▶ Exercise: Give the count of lines in the data that include the string "Radio", with no added remarks.

▶ Given records:
══════

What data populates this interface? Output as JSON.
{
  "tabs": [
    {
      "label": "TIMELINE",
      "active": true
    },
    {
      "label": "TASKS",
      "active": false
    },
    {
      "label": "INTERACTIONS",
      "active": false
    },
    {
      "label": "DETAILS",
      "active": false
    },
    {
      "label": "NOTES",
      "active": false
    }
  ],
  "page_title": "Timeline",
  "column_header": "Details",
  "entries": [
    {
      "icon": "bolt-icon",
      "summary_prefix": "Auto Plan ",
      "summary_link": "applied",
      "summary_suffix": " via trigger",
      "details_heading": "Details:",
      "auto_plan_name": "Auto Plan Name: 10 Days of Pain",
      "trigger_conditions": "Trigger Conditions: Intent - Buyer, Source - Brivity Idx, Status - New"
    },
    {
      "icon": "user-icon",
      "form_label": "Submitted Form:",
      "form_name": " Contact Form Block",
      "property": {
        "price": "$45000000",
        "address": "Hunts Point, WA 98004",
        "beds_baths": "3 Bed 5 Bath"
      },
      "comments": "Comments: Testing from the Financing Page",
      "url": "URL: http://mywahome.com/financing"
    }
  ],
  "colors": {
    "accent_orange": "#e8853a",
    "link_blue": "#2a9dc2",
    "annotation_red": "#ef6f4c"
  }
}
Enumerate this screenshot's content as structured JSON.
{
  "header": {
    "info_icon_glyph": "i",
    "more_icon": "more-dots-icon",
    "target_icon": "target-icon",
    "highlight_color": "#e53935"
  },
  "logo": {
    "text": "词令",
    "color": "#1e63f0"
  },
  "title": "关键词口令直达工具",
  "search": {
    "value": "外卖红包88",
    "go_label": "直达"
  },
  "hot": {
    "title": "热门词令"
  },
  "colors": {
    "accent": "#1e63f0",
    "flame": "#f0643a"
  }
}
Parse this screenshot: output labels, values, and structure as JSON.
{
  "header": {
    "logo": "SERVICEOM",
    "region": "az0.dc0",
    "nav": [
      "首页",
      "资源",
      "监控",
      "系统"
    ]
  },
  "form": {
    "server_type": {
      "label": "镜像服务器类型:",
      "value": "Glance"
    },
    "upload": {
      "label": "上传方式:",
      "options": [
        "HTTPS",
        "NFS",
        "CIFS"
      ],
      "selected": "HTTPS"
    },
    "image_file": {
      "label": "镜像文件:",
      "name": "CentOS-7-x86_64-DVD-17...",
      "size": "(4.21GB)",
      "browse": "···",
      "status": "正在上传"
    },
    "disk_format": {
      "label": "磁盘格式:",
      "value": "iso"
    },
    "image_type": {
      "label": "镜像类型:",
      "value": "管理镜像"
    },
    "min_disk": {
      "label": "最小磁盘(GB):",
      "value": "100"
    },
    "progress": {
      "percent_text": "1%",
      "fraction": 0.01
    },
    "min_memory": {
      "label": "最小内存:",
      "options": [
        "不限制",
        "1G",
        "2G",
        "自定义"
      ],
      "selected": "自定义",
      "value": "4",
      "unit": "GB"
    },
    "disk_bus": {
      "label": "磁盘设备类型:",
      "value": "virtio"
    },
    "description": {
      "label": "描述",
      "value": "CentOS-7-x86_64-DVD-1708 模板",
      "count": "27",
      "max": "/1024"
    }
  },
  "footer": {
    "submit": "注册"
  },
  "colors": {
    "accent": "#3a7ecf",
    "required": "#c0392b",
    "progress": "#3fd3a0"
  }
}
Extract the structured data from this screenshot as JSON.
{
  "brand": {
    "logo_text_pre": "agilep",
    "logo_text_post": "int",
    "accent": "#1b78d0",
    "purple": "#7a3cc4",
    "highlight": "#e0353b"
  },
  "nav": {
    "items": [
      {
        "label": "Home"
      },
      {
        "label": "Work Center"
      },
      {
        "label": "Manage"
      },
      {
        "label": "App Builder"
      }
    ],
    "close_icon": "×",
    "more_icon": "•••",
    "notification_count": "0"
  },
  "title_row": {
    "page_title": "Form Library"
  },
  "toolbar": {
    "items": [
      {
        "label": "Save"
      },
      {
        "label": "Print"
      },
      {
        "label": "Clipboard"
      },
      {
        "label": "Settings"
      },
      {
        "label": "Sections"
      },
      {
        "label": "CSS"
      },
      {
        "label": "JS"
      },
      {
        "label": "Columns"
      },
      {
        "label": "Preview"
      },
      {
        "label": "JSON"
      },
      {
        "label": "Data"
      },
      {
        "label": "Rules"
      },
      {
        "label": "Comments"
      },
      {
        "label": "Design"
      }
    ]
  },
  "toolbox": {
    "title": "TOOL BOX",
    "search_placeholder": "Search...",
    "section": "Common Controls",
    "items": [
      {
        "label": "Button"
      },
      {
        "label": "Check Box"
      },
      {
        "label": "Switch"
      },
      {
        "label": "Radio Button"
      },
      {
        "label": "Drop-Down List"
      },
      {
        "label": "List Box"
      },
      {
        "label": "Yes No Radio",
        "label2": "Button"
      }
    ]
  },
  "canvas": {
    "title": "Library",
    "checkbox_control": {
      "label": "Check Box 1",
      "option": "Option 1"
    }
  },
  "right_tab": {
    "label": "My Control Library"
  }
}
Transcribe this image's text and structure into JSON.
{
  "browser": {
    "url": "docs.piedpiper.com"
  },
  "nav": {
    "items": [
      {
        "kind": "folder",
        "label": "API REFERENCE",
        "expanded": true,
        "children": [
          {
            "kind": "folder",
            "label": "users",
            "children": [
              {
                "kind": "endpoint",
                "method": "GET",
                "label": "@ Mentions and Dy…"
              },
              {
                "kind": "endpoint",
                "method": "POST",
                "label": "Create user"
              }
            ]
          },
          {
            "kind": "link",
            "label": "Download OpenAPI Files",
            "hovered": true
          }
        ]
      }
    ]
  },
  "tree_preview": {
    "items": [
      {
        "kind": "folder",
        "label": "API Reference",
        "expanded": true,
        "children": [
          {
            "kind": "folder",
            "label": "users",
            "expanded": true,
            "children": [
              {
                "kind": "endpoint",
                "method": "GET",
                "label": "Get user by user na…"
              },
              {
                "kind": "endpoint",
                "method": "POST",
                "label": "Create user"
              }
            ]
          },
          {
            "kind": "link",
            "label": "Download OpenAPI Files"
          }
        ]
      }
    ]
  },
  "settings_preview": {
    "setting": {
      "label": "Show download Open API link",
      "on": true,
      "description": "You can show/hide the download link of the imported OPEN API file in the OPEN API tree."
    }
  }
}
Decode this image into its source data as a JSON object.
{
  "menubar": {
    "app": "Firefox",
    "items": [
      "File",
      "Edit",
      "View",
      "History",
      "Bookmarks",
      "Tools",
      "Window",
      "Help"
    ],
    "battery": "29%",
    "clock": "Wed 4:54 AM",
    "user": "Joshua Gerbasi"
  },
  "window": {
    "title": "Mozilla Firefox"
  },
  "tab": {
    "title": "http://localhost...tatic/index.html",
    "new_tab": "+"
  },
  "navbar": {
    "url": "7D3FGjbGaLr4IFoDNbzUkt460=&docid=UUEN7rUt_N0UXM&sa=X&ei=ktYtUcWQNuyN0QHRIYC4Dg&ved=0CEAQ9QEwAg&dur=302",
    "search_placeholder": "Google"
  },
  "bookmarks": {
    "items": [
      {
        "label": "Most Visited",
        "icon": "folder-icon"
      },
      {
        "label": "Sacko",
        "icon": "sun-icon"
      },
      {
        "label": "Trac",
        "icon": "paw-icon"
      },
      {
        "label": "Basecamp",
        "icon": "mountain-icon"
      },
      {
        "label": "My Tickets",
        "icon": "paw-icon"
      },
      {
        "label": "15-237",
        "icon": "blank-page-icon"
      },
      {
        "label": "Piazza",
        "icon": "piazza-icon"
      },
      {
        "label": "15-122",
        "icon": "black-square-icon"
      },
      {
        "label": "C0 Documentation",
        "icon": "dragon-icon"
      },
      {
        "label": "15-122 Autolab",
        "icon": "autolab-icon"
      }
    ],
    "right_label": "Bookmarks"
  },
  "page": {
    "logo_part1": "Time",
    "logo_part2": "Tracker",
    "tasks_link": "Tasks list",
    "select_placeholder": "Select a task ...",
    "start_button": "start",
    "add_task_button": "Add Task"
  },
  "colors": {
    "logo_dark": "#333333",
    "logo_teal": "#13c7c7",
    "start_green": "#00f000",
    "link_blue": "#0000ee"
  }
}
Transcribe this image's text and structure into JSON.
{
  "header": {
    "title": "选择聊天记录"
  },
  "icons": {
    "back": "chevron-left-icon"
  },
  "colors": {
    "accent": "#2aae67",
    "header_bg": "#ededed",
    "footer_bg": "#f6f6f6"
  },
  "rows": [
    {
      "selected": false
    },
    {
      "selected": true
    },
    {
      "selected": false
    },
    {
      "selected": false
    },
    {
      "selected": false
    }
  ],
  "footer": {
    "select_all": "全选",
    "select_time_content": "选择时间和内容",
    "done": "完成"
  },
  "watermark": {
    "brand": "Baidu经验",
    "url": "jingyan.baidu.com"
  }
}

══════

▶ Solution to the exercise: 2